## STATED TASK
In the material, from its start through the line containing "oval-group-right: 平年 bbox=[480, 111, 635, 248]", substitute "table-row" for every occurrence of "calendar-row" and reproduce those lines with everything else unchanged.

## DATA SHOWN

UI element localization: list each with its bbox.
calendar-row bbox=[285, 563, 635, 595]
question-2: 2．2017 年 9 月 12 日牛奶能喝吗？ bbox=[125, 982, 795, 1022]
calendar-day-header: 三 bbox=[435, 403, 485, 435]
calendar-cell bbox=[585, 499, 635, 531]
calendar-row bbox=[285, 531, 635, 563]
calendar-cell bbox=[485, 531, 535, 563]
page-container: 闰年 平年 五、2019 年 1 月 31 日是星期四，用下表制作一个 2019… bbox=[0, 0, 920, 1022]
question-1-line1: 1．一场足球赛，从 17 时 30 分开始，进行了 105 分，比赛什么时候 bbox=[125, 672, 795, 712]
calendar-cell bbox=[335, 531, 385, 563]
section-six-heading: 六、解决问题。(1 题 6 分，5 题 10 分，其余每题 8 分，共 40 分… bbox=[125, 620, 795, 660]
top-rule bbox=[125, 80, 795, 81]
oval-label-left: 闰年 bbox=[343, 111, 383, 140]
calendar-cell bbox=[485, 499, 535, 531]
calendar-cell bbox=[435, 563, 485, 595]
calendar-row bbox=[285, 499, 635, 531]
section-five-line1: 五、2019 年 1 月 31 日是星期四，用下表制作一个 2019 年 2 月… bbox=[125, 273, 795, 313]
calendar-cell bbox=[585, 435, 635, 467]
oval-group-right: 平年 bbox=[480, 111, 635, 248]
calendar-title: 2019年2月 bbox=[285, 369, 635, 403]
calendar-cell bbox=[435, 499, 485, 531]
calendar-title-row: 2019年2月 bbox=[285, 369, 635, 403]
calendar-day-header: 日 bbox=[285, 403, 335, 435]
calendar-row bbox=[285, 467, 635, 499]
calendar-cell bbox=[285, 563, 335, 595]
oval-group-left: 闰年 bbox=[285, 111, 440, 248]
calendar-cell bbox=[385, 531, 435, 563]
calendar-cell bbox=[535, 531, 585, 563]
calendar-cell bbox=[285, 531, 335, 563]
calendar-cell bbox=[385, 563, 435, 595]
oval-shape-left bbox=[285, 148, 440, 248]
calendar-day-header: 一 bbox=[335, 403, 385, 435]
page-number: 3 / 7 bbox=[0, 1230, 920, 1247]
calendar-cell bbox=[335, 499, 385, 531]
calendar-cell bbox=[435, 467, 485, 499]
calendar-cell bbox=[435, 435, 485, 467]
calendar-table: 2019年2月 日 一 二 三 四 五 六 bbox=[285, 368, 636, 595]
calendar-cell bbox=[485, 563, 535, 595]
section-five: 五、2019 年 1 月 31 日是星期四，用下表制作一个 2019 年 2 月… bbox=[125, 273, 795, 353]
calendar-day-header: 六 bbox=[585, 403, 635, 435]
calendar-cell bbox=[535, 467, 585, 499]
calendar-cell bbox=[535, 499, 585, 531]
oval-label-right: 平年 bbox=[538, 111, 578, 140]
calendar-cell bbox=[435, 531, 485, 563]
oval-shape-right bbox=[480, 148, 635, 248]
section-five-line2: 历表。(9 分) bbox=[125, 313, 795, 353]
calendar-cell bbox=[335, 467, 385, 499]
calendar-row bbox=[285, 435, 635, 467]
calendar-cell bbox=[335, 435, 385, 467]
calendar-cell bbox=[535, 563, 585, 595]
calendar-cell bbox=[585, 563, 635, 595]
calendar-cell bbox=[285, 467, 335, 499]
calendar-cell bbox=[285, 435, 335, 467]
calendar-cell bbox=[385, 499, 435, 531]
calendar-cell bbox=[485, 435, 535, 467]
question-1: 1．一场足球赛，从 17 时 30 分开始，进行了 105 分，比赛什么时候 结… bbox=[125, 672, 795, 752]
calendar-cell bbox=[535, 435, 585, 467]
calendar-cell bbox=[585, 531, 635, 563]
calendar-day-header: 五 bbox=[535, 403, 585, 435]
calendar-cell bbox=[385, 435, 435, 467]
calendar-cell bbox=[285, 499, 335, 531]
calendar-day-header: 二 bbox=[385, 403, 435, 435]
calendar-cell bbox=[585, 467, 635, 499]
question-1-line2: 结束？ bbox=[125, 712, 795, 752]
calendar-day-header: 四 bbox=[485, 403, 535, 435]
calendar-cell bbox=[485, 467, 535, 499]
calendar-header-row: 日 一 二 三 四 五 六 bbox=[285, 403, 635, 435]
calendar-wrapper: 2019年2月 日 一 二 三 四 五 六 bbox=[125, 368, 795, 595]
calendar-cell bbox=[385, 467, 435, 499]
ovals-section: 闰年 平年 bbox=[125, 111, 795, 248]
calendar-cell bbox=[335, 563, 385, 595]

## RESPONSE
UI element localization: list each with its bbox.
table-row bbox=[285, 563, 635, 595]
question-2: 2．2017 年 9 月 12 日牛奶能喝吗？ bbox=[125, 982, 795, 1022]
calendar-day-header: 三 bbox=[435, 403, 485, 435]
calendar-cell bbox=[585, 499, 635, 531]
table-row bbox=[285, 531, 635, 563]
calendar-cell bbox=[485, 531, 535, 563]
page-container: 闰年 平年 五、2019 年 1 月 31 日是星期四，用下表制作一个 2019… bbox=[0, 0, 920, 1022]
question-1-line1: 1．一场足球赛，从 17 时 30 分开始，进行了 105 分，比赛什么时候 bbox=[125, 672, 795, 712]
calendar-cell bbox=[335, 531, 385, 563]
section-six-heading: 六、解决问题。(1 题 6 分，5 题 10 分，其余每题 8 分，共 40 分… bbox=[125, 620, 795, 660]
top-rule bbox=[125, 80, 795, 81]
oval-label-left: 闰年 bbox=[343, 111, 383, 140]
calendar-cell bbox=[485, 499, 535, 531]
calendar-cell bbox=[435, 563, 485, 595]
table-row bbox=[285, 499, 635, 531]
section-five-line1: 五、2019 年 1 月 31 日是星期四，用下表制作一个 2019 年 2 月… bbox=[125, 273, 795, 313]
calendar-cell bbox=[585, 435, 635, 467]
oval-group-right: 平年 bbox=[480, 111, 635, 248]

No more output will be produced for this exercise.